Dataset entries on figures
* * * *

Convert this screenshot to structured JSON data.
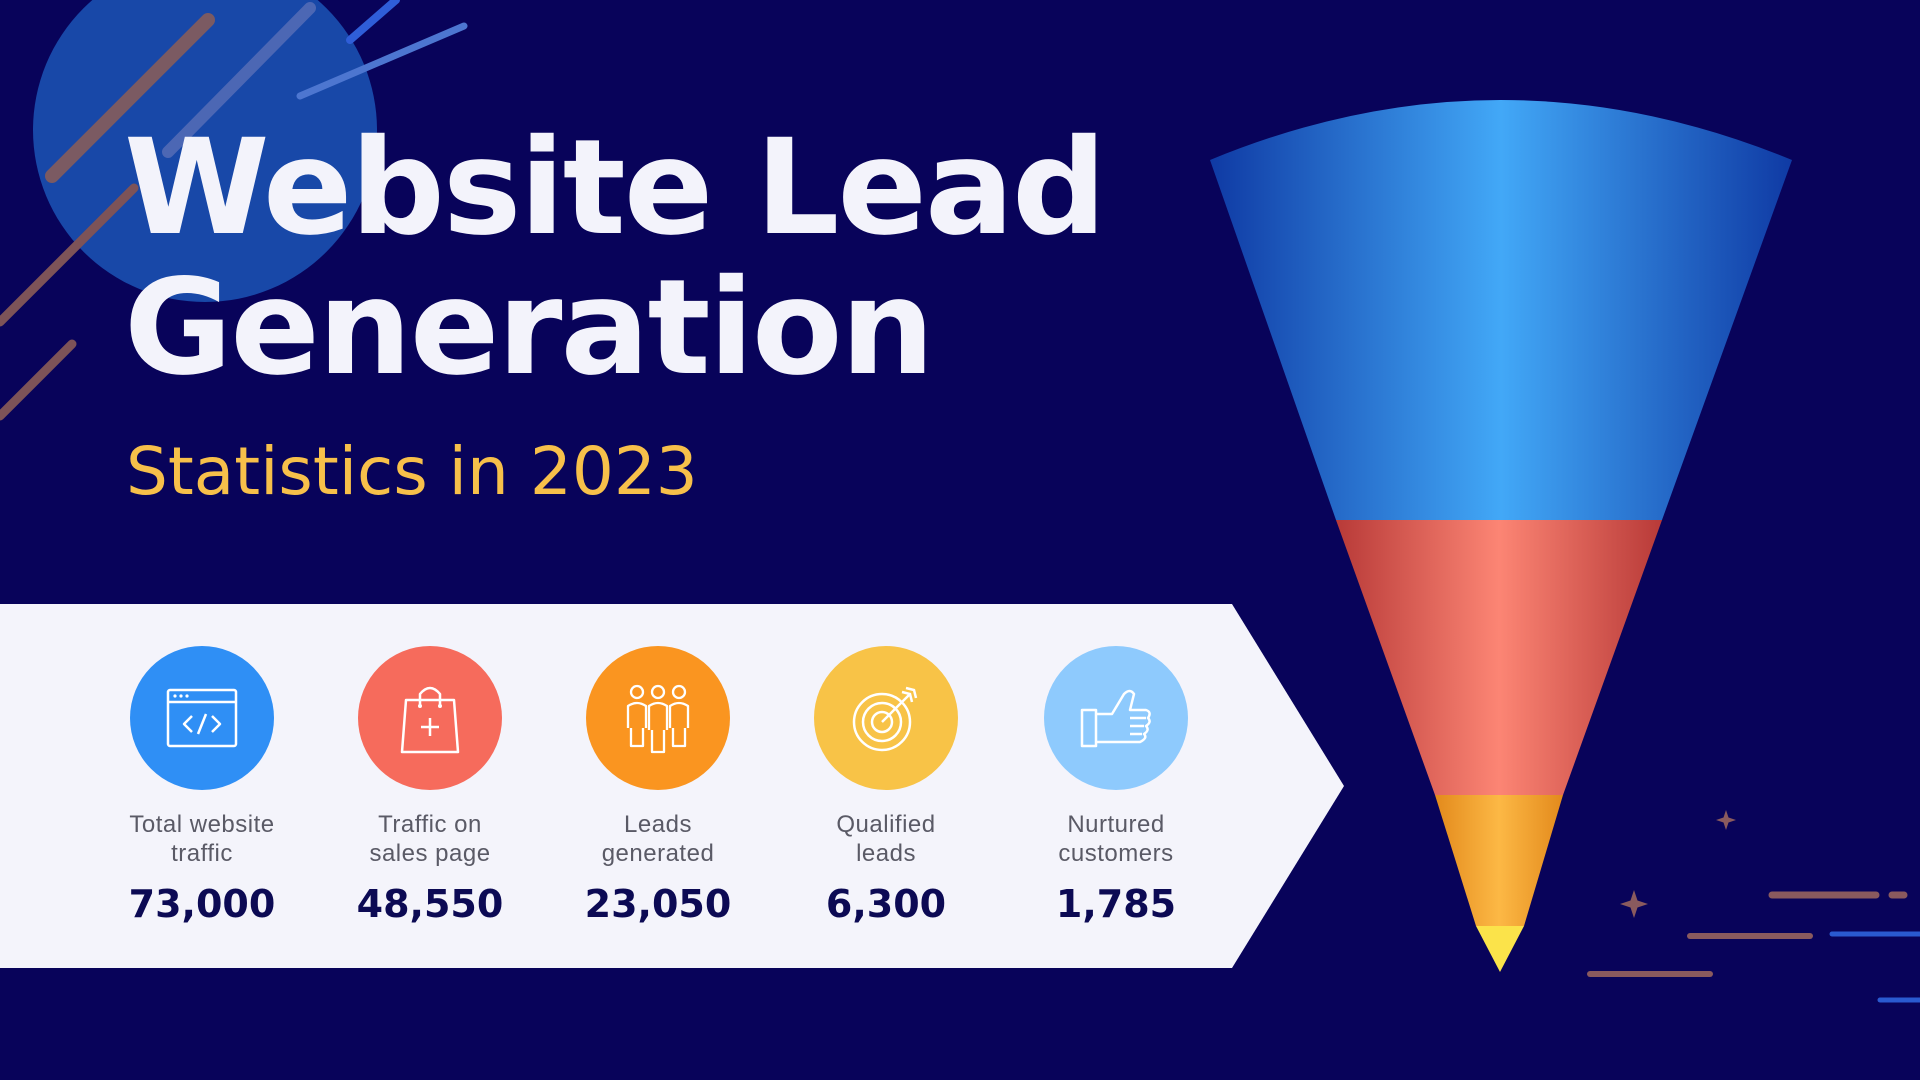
{
  "title": {
    "line1": "Website Lead",
    "line2": "Generation"
  },
  "subtitle": "Statistics in 2023",
  "colors": {
    "background": "#08035a",
    "title": "#f3f3fb",
    "subtitle": "#f7c04a",
    "banner": "#f4f4fb",
    "value": "#0c0a54"
  },
  "stats": [
    {
      "icon": "code-window-icon",
      "color": "#2f8ff5",
      "label": "Total website\ntraffic",
      "value": "73,000"
    },
    {
      "icon": "shopping-bag-icon",
      "color": "#f66b5c",
      "label": "Traffic on\nsales page",
      "value": "48,550"
    },
    {
      "icon": "people-group-icon",
      "color": "#fa9520",
      "label": "Leads\ngenerated",
      "value": "23,050"
    },
    {
      "icon": "target-icon",
      "color": "#f8c347",
      "label": "Qualified\nleads",
      "value": "6,300"
    },
    {
      "icon": "thumbs-up-icon",
      "color": "#8ecafd",
      "label": "Nurtured\ncustomers",
      "value": "1,785"
    }
  ]
}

* * * *

__AIM OF THE TASK__
Read the entries and pick out all lines that include the word "icon".

__EXERCISE RESPONSE__
      "icon": "code-window-icon",
      "icon": "shopping-bag-icon",
      "icon": "people-group-icon",
      "icon": "target-icon",
      "icon": "thumbs-up-icon",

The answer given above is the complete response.